>> Begin

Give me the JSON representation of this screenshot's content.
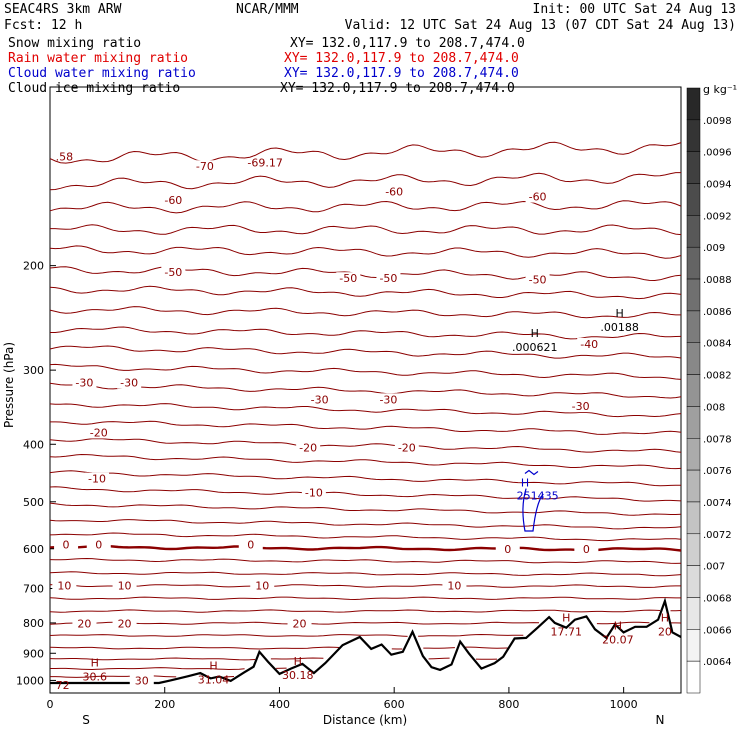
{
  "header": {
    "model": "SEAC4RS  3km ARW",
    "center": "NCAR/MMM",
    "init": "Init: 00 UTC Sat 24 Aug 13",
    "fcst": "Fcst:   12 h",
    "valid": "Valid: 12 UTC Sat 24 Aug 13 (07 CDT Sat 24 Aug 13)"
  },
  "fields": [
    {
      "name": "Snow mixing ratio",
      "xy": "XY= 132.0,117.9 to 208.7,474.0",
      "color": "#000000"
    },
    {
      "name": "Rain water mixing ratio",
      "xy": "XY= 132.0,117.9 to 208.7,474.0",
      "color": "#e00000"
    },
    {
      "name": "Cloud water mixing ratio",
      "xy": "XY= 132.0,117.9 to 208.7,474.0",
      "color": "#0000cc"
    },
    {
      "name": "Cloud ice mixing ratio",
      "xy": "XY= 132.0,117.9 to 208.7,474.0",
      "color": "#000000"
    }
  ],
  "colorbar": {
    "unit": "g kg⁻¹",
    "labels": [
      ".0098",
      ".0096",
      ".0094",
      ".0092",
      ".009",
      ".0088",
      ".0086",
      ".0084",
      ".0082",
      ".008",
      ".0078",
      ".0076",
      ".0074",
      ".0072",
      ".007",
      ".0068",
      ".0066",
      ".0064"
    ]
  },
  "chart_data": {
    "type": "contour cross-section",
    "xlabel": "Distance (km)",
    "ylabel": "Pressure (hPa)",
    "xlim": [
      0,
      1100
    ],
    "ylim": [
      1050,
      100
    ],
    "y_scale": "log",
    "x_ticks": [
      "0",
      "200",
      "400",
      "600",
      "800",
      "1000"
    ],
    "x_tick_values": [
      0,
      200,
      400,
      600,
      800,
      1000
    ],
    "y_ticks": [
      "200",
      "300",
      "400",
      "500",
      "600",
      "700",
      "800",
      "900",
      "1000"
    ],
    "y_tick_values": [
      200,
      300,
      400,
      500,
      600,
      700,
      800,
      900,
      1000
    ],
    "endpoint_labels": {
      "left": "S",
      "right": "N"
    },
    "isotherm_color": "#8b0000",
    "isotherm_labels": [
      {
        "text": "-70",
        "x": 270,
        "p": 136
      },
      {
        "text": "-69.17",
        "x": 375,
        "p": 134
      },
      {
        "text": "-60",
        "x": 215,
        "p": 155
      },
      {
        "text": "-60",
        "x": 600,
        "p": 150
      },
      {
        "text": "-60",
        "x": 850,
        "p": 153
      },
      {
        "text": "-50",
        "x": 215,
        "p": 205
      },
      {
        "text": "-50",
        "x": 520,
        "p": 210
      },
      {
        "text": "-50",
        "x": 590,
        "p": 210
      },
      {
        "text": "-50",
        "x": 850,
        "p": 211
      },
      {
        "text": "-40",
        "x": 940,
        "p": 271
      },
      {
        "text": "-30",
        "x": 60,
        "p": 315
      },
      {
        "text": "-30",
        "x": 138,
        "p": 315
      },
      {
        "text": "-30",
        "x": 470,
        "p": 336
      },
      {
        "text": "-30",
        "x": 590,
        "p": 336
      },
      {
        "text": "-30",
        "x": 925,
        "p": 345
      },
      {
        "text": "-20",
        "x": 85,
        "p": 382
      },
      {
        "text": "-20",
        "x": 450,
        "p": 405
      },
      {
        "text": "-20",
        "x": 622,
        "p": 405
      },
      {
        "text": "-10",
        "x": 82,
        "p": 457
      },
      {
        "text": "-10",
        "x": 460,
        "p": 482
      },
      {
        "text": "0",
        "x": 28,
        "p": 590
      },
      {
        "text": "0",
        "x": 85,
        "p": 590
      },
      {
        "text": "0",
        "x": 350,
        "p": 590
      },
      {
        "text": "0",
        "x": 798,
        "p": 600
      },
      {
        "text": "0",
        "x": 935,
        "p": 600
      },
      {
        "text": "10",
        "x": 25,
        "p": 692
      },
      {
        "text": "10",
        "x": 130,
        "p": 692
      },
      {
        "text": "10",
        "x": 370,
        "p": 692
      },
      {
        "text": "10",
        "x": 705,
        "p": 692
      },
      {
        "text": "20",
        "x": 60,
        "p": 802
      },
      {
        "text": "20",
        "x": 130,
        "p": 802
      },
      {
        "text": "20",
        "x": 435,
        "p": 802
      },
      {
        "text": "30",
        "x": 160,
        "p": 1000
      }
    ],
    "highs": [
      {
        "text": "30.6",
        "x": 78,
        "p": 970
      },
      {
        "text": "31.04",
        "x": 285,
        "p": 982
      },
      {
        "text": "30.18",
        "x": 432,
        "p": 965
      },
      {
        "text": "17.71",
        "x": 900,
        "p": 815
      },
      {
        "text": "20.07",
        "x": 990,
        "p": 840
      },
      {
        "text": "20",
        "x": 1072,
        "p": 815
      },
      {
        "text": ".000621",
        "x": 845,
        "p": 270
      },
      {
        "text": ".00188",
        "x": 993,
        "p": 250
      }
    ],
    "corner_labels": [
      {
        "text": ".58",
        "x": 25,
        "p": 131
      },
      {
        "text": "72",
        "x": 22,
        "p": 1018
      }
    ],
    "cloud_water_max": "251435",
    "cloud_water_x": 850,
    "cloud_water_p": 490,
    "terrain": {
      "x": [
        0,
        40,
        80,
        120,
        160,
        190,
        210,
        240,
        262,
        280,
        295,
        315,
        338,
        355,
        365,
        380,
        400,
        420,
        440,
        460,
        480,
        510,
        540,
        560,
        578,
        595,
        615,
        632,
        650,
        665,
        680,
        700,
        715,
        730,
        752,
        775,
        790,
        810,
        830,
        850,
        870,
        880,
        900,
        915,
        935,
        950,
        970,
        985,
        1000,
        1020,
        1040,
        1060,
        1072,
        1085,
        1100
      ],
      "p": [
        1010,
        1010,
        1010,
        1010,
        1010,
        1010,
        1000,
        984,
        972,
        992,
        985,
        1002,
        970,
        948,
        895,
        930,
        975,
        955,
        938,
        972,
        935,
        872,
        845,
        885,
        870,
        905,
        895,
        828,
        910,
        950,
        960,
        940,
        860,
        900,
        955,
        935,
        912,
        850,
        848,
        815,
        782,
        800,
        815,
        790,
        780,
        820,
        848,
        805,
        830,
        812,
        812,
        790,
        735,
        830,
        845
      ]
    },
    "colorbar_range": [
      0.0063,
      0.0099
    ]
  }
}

>> End
>> Begin

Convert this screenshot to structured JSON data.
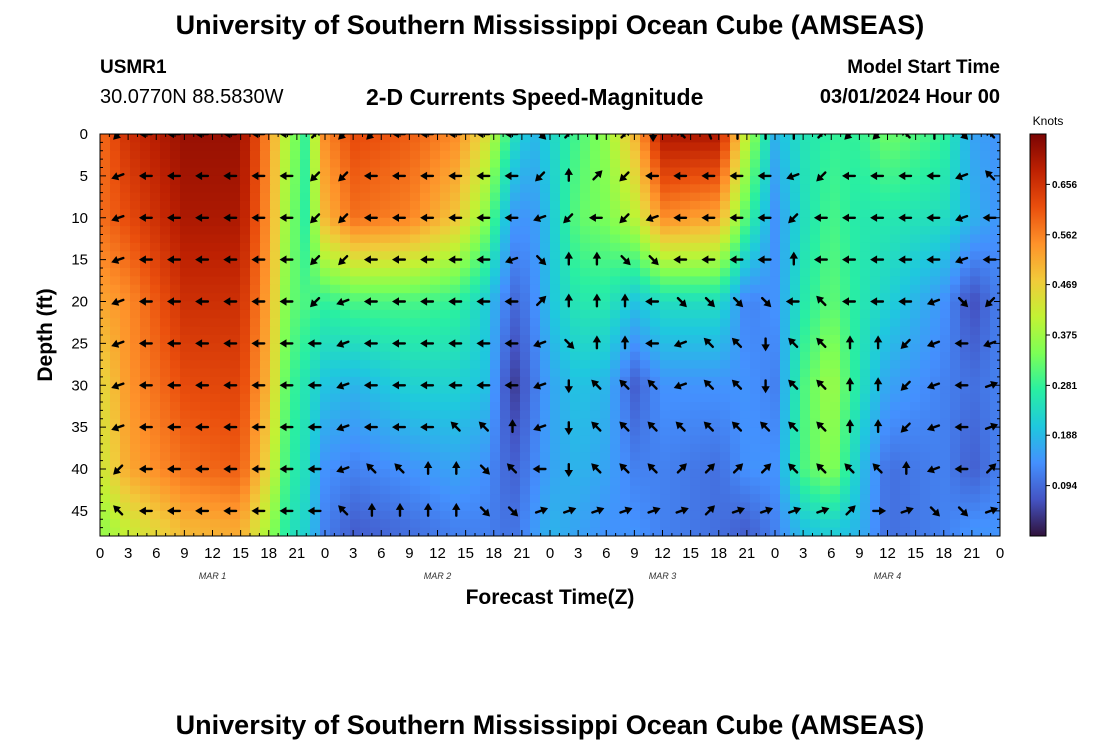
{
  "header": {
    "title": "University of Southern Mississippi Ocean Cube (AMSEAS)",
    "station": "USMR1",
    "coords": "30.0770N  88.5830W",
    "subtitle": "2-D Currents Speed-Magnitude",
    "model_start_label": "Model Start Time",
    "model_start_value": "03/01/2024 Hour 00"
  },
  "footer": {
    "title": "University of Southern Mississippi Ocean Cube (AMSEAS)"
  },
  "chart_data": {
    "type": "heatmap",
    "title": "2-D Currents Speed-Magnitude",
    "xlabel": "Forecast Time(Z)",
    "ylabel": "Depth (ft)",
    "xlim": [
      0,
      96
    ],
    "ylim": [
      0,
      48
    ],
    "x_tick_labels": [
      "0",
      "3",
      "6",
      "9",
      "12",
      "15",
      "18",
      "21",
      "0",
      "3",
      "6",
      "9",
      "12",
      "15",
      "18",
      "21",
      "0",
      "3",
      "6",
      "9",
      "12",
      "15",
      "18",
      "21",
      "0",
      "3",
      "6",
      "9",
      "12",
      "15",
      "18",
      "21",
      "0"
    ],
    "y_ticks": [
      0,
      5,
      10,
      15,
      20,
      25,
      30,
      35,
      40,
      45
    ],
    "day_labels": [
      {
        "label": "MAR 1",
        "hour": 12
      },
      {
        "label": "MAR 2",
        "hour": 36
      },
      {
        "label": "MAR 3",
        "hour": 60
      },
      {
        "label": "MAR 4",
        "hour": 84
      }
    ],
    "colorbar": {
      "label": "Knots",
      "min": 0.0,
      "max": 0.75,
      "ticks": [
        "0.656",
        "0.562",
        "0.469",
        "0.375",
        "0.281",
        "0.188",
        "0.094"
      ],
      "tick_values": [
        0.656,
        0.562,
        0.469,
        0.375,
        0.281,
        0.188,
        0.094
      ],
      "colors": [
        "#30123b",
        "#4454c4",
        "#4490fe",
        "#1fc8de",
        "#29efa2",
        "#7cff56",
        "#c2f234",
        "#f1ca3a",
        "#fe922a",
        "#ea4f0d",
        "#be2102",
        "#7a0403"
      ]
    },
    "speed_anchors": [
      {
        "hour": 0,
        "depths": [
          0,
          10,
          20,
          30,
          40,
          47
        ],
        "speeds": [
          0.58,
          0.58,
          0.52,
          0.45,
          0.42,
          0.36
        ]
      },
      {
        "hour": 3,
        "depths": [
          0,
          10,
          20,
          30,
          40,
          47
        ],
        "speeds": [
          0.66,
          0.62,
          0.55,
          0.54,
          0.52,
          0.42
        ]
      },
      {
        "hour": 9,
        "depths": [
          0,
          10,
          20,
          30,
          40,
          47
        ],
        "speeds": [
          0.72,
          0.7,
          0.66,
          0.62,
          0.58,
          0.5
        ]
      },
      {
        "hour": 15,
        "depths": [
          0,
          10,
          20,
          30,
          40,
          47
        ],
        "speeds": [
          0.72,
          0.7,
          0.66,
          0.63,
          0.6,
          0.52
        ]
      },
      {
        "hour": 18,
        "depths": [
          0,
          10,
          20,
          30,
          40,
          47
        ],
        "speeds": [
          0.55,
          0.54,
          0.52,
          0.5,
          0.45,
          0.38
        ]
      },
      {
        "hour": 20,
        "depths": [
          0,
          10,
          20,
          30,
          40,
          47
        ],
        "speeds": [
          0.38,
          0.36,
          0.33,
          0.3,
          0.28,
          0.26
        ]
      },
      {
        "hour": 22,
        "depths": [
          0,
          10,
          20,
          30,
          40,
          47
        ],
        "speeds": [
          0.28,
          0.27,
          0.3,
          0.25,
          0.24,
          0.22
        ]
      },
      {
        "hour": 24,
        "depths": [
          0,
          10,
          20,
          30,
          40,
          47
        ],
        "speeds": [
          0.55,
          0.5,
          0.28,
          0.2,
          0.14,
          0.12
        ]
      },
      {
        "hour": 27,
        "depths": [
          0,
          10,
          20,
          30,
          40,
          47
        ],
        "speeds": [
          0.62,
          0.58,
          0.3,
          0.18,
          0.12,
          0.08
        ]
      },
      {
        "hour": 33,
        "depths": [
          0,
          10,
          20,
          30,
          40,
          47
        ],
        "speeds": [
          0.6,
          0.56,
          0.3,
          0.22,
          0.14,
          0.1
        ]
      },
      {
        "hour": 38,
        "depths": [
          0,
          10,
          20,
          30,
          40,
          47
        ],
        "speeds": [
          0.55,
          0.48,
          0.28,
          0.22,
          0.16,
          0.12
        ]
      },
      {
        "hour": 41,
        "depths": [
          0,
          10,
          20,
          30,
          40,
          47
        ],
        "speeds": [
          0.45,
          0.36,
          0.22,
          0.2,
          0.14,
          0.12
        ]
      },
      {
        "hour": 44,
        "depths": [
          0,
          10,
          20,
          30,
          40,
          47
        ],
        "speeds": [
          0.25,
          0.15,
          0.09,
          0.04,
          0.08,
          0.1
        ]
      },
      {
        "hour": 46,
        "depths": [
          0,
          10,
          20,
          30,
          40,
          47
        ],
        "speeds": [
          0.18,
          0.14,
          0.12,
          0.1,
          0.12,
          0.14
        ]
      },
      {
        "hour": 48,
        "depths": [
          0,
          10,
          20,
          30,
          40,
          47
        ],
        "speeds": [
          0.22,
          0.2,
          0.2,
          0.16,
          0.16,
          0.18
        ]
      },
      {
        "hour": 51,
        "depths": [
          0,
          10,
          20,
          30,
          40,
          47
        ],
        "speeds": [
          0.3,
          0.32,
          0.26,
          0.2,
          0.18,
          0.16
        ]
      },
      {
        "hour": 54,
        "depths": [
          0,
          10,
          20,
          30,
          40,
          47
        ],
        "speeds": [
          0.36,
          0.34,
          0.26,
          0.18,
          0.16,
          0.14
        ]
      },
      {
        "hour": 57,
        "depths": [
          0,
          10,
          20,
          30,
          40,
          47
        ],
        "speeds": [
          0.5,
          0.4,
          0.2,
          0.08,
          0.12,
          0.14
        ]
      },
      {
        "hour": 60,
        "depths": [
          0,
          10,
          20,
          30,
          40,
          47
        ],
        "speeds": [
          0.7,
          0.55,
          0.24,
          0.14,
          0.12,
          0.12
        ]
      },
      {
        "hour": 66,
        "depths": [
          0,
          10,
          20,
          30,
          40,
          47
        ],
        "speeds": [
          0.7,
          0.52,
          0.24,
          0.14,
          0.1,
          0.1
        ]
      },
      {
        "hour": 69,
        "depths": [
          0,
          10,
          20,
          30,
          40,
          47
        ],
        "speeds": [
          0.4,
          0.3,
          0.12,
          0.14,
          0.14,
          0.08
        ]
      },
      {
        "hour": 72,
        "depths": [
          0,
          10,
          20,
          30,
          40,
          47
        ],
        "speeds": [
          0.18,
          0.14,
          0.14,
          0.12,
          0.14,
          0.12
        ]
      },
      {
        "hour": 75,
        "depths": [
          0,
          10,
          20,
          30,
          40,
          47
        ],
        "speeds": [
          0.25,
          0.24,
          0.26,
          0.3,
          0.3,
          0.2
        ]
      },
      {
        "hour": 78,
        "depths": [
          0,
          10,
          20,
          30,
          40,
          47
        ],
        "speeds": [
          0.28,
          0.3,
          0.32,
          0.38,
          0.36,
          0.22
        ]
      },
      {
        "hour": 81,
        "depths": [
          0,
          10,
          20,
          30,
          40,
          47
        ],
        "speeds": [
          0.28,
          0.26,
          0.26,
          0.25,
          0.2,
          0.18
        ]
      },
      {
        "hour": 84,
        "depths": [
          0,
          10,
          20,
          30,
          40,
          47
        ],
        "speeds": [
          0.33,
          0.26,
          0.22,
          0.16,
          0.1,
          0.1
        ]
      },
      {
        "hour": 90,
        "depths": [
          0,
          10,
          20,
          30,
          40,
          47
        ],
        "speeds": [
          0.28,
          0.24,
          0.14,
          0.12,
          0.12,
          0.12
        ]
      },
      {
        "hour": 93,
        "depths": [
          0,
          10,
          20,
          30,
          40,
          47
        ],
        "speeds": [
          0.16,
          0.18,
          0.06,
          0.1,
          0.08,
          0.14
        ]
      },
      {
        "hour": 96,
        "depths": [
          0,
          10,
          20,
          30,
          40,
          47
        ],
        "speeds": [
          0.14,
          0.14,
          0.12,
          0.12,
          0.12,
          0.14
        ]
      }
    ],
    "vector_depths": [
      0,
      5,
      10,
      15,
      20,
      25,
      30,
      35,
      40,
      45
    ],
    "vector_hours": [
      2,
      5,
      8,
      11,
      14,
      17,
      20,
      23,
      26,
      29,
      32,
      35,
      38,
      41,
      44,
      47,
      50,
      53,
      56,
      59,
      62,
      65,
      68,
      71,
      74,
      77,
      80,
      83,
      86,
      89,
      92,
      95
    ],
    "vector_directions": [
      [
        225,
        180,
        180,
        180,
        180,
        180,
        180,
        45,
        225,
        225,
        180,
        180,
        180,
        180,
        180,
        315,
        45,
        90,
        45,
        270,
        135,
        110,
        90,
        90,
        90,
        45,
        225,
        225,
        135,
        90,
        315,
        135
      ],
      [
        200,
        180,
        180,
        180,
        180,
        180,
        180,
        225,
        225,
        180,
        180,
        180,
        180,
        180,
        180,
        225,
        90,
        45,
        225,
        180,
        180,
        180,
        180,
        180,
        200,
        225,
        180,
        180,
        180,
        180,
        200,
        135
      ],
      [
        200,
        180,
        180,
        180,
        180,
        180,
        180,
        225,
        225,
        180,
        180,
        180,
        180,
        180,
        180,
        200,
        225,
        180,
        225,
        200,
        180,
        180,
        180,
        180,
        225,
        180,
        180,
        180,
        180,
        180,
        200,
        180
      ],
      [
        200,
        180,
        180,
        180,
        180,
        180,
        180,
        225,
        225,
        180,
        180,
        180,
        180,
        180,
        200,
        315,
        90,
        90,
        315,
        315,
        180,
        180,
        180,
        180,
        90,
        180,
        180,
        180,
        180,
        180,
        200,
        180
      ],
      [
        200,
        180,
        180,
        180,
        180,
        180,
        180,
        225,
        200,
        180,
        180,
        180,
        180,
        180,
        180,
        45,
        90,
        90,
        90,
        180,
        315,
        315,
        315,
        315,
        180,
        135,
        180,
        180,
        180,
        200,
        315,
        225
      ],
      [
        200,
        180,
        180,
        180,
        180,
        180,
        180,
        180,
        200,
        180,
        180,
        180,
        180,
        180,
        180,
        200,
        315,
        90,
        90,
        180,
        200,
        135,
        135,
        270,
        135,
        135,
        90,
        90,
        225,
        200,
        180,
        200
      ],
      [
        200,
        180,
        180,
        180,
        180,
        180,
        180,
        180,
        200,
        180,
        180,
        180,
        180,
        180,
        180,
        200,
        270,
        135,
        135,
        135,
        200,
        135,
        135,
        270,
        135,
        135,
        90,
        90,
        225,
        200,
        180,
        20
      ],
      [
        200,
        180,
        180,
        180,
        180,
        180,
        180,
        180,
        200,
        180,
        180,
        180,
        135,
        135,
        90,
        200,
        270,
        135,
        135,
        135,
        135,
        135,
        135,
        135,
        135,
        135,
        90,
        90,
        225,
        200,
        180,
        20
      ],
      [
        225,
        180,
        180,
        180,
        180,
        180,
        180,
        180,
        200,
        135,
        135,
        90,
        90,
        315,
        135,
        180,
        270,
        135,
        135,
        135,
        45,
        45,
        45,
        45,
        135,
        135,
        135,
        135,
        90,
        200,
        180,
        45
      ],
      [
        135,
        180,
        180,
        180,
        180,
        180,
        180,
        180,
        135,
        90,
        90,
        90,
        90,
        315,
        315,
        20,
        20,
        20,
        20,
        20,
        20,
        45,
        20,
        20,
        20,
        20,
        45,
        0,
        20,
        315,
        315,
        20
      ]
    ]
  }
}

>> End

*Short task:* From the listing above, return each line with the word "xlabel".

*The answer:*
    "xlabel": "Distance (km)",
    "xlabel": "Forecast Time(Z)",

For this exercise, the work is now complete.